* START RECORDS TO PROCESS *

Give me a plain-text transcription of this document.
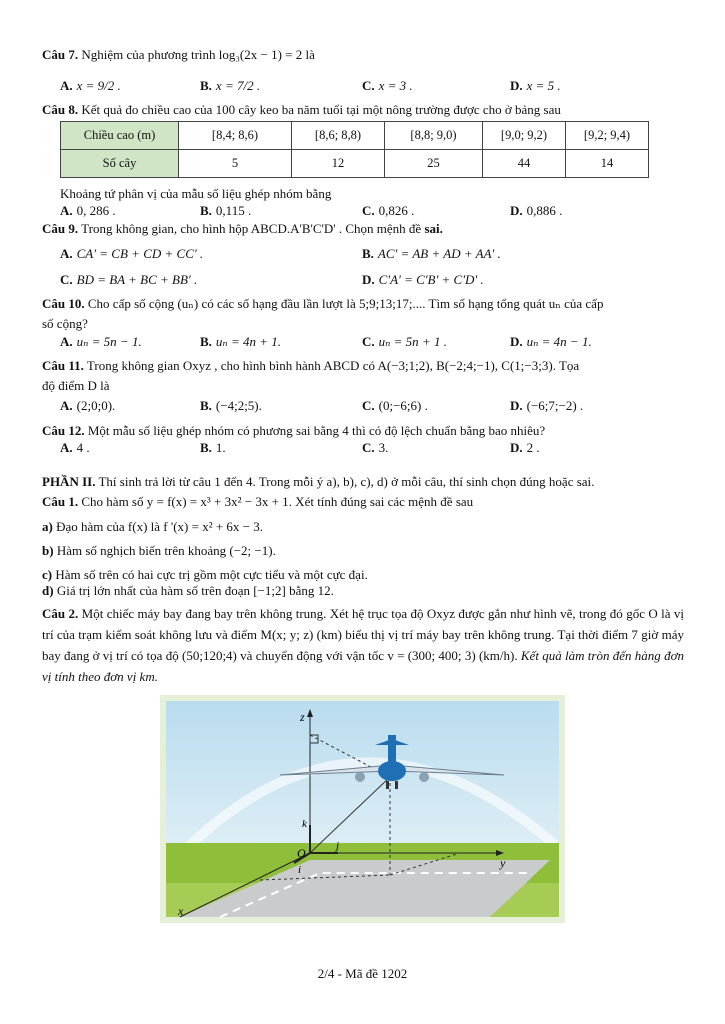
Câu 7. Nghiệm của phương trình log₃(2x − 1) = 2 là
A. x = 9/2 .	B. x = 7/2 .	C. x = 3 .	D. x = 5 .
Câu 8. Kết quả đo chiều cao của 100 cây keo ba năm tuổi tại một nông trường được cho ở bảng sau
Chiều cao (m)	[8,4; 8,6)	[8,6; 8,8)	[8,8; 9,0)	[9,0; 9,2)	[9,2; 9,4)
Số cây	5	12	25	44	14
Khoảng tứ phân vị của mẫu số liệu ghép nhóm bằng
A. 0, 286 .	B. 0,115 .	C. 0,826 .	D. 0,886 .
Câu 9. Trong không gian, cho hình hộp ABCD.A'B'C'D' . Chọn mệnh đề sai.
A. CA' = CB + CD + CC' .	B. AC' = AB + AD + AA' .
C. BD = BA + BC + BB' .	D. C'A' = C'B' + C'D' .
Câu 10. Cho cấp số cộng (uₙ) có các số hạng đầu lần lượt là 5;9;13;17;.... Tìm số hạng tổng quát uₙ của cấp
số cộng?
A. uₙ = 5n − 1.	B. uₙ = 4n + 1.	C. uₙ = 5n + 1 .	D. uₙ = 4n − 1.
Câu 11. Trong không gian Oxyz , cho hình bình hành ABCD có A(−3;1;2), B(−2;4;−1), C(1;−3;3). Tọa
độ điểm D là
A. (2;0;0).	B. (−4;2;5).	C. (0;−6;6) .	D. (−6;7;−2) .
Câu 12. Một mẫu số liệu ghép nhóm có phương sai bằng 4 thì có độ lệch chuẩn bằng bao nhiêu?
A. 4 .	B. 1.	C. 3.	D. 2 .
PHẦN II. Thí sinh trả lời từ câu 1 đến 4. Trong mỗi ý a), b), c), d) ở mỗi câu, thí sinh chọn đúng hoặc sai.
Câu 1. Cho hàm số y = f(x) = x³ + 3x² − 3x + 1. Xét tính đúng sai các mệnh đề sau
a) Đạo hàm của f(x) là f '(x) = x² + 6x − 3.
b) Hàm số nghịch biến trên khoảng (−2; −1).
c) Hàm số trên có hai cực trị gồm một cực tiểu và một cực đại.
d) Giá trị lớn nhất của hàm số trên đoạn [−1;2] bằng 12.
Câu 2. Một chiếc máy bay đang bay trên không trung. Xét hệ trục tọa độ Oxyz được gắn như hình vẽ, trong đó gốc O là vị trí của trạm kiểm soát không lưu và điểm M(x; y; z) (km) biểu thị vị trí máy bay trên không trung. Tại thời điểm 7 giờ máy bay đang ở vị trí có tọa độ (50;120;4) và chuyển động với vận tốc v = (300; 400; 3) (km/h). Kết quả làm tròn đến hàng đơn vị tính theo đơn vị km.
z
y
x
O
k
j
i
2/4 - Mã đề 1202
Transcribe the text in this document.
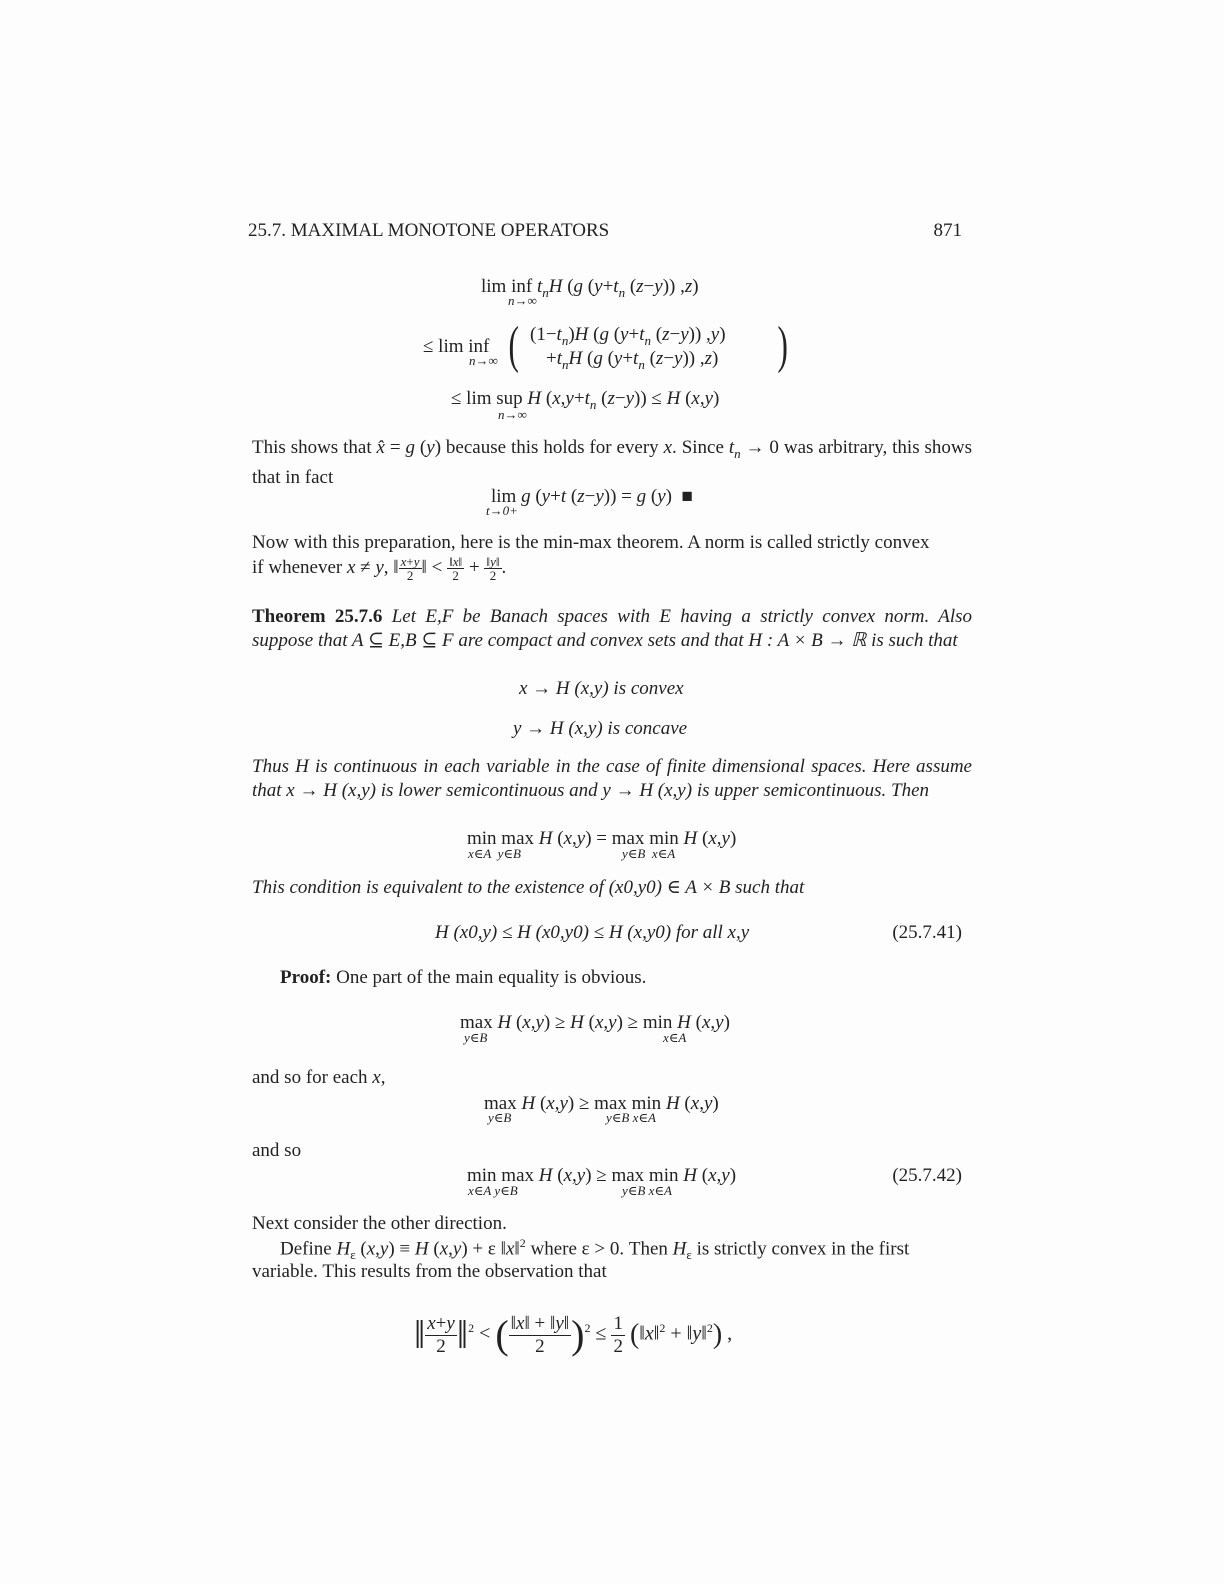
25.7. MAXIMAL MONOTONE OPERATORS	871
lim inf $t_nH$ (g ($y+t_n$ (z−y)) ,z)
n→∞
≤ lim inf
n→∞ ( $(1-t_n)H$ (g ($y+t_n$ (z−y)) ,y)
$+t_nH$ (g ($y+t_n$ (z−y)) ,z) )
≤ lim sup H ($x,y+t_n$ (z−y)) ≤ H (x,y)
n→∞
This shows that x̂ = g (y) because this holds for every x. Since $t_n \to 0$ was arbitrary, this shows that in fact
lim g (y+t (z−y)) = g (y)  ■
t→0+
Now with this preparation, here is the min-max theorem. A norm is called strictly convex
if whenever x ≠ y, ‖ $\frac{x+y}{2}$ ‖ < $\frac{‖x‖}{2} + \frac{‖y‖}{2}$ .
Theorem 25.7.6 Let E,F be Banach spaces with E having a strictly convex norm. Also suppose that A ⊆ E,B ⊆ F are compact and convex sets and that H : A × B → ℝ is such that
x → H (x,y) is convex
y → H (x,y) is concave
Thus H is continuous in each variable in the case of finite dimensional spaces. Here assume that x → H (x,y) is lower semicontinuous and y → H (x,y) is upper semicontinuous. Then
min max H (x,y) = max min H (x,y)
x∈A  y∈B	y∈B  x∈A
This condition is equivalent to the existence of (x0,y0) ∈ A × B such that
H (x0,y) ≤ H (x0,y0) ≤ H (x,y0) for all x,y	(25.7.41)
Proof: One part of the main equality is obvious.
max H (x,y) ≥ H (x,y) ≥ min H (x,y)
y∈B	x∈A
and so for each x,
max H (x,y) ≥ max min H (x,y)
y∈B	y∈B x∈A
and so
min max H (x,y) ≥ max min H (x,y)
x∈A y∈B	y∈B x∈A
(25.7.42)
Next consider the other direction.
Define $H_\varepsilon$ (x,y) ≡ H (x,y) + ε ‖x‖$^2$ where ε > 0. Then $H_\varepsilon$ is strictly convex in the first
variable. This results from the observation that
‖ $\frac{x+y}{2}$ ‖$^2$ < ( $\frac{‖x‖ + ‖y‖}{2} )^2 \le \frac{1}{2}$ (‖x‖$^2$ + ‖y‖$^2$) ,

* END RECORDS TO PROCESS *

* _PROBLEM TO SOLVE_:
Find how many lines in the listing hold "text", and reply with that number only.

* _ANSWER_:
2